MATERIAL FOR THIS TASK.
----
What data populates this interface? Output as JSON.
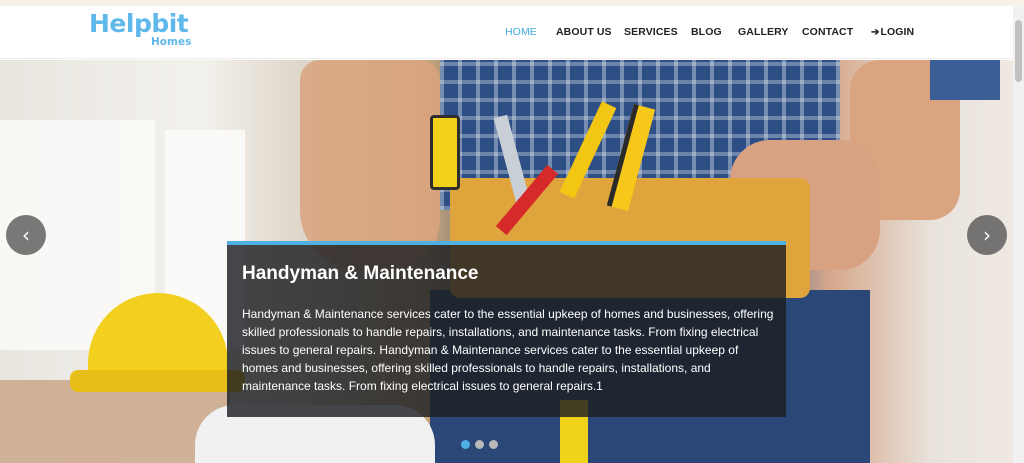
{
  "logo": {
    "main": "Helpbit",
    "sub": "Homes"
  },
  "nav": {
    "home": "HOME",
    "about": "ABOUT US",
    "services": "SERVICES",
    "blog": "BLOG",
    "gallery": "GALLERY",
    "contact": "CONTACT",
    "login": "LOGIN"
  },
  "slider": {
    "prev_icon": "‹",
    "next_icon": "›",
    "caption_title": "Handyman & Maintenance",
    "caption_text": "Handyman & Maintenance services cater to the essential upkeep of homes and businesses, offering skilled professionals to handle repairs, installations, and maintenance tasks. From fixing electrical issues to general repairs. Handyman & Maintenance services cater to the essential upkeep of homes and businesses, offering skilled professionals to handle repairs, installations, and maintenance tasks. From fixing electrical issues to general repairs.1",
    "total_slides": 3,
    "active_slide": 1
  },
  "colors": {
    "accent": "#4fb0e3",
    "logo": "#5fb8ea",
    "caption_bg": "#1c1e22"
  },
  "icons": {
    "login": "sign-in-icon",
    "prev": "chevron-left-icon",
    "next": "chevron-right-icon"
  }
}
----
PROBLEM TO SOLVE. Repeat the material above word for word, please, apart from its images.

RESULT OF THE EXERCISE.
What data populates this interface? Output as JSON.
{
  "logo": {
    "main": "Helpbit",
    "sub": "Homes"
  },
  "nav": {
    "home": "HOME",
    "about": "ABOUT US",
    "services": "SERVICES",
    "blog": "BLOG",
    "gallery": "GALLERY",
    "contact": "CONTACT",
    "login": "LOGIN"
  },
  "slider": {
    "prev_icon": "‹",
    "next_icon": "›",
    "caption_title": "Handyman & Maintenance",
    "caption_text": "Handyman & Maintenance services cater to the essential upkeep of homes and businesses, offering skilled professionals to handle repairs, installations, and maintenance tasks. From fixing electrical issues to general repairs. Handyman & Maintenance services cater to the essential upkeep of homes and businesses, offering skilled professionals to handle repairs, installations, and maintenance tasks. From fixing electrical issues to general repairs.1",
    "total_slides": 3,
    "active_slide": 1
  },
  "colors": {
    "accent": "#4fb0e3",
    "logo": "#5fb8ea",
    "caption_bg": "#1c1e22"
  },
  "icons": {
    "login": "sign-in-icon",
    "prev": "chevron-left-icon",
    "next": "chevron-right-icon"
  }
}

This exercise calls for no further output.